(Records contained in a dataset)
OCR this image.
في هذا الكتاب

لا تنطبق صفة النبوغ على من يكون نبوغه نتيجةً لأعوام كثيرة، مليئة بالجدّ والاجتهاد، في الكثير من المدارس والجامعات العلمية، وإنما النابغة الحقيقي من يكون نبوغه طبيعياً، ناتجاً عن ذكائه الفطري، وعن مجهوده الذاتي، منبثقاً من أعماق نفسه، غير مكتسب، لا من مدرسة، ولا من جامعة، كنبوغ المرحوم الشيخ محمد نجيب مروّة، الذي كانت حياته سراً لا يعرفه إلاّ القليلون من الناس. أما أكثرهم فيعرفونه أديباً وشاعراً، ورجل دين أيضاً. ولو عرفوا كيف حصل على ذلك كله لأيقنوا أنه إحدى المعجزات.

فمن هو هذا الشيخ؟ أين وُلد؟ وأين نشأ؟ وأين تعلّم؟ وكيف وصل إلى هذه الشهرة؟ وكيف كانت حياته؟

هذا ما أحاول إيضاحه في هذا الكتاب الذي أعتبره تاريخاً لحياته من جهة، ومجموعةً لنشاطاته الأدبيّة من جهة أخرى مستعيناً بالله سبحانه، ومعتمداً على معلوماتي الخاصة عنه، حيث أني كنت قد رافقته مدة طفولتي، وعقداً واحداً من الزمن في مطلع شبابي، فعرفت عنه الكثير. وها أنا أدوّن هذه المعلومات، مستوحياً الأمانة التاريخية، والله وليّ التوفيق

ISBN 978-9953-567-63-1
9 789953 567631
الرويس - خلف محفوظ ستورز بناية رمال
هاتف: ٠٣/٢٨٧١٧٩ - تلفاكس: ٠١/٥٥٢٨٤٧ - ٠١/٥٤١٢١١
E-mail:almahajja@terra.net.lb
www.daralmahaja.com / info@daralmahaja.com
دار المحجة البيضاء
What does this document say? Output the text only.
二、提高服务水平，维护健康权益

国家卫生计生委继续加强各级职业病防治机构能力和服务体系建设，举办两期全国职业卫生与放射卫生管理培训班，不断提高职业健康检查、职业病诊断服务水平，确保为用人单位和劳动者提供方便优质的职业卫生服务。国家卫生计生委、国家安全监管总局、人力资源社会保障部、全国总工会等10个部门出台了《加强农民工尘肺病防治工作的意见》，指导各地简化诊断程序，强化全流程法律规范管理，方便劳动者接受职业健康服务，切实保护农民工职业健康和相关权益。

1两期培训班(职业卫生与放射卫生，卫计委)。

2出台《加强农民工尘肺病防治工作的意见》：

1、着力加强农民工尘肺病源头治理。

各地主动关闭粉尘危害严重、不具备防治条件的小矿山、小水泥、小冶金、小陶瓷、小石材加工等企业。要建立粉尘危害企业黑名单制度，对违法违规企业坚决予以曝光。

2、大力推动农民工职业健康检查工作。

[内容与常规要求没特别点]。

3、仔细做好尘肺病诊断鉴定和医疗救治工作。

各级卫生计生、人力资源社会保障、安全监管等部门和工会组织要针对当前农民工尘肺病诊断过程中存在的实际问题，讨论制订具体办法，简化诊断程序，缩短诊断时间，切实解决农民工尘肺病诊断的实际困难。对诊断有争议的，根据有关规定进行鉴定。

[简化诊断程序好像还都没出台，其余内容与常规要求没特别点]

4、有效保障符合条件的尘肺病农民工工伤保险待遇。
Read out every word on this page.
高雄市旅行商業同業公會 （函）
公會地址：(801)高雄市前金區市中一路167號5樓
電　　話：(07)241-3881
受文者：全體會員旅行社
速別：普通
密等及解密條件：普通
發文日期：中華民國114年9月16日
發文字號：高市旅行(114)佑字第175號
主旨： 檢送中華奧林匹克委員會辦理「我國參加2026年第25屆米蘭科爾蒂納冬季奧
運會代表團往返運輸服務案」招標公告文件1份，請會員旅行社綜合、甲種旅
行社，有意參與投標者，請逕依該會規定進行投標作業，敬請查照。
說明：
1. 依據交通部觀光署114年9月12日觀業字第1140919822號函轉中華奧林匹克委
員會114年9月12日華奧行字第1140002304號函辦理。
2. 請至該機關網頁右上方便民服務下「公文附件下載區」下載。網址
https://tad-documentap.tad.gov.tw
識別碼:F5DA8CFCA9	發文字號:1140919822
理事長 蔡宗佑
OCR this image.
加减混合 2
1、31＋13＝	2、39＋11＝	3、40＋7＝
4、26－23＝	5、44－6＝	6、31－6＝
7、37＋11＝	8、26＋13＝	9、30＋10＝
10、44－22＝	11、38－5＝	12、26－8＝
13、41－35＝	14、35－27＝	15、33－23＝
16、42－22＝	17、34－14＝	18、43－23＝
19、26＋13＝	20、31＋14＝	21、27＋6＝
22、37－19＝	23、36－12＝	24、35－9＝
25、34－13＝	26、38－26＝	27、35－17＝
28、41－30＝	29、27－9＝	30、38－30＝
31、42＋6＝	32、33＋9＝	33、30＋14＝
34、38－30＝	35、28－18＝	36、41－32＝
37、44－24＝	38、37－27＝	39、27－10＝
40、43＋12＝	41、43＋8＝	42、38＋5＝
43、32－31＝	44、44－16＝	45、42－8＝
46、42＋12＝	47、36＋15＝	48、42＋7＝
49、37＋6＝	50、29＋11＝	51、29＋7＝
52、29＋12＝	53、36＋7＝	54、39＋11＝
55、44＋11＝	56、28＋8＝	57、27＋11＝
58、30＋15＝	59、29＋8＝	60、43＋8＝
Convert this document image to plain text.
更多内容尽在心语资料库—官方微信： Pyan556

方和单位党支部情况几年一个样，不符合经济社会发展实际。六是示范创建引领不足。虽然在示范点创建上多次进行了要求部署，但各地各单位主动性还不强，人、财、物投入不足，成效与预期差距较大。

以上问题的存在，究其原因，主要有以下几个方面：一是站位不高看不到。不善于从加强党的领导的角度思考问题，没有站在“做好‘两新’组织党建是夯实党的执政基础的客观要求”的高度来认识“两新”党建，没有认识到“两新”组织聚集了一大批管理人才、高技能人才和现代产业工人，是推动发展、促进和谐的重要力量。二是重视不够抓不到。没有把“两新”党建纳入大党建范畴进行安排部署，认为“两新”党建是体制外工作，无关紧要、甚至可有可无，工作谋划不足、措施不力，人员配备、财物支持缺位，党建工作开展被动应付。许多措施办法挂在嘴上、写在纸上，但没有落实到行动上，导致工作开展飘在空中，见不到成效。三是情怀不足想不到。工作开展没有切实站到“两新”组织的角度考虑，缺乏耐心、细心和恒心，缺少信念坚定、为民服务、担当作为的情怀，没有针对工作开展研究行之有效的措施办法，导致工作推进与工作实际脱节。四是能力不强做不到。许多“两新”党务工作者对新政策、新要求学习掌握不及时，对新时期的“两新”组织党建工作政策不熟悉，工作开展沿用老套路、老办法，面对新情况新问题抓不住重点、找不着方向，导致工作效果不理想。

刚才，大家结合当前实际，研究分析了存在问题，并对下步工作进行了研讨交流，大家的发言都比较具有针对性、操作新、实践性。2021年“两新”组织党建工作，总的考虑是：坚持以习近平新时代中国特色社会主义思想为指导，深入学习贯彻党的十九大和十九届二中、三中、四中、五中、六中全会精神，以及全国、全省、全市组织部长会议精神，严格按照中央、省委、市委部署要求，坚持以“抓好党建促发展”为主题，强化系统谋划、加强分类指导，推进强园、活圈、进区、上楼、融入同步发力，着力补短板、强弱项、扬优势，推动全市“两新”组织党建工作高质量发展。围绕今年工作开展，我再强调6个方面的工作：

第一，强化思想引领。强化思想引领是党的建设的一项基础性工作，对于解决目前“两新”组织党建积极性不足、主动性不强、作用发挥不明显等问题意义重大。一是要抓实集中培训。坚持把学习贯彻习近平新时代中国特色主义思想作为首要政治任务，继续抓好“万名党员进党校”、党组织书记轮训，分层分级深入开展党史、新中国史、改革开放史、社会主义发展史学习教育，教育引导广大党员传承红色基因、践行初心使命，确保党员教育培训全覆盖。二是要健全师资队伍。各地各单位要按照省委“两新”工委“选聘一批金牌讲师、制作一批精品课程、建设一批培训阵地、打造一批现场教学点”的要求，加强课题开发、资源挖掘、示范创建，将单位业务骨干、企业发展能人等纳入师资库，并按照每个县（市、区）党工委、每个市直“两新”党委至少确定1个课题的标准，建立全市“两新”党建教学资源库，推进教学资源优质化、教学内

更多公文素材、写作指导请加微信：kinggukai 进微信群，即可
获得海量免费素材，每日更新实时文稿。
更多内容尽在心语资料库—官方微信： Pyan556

## The exercise:
Report how many lines in the listing above include the word "كانت". Give nothing but the number.

## The reply:
2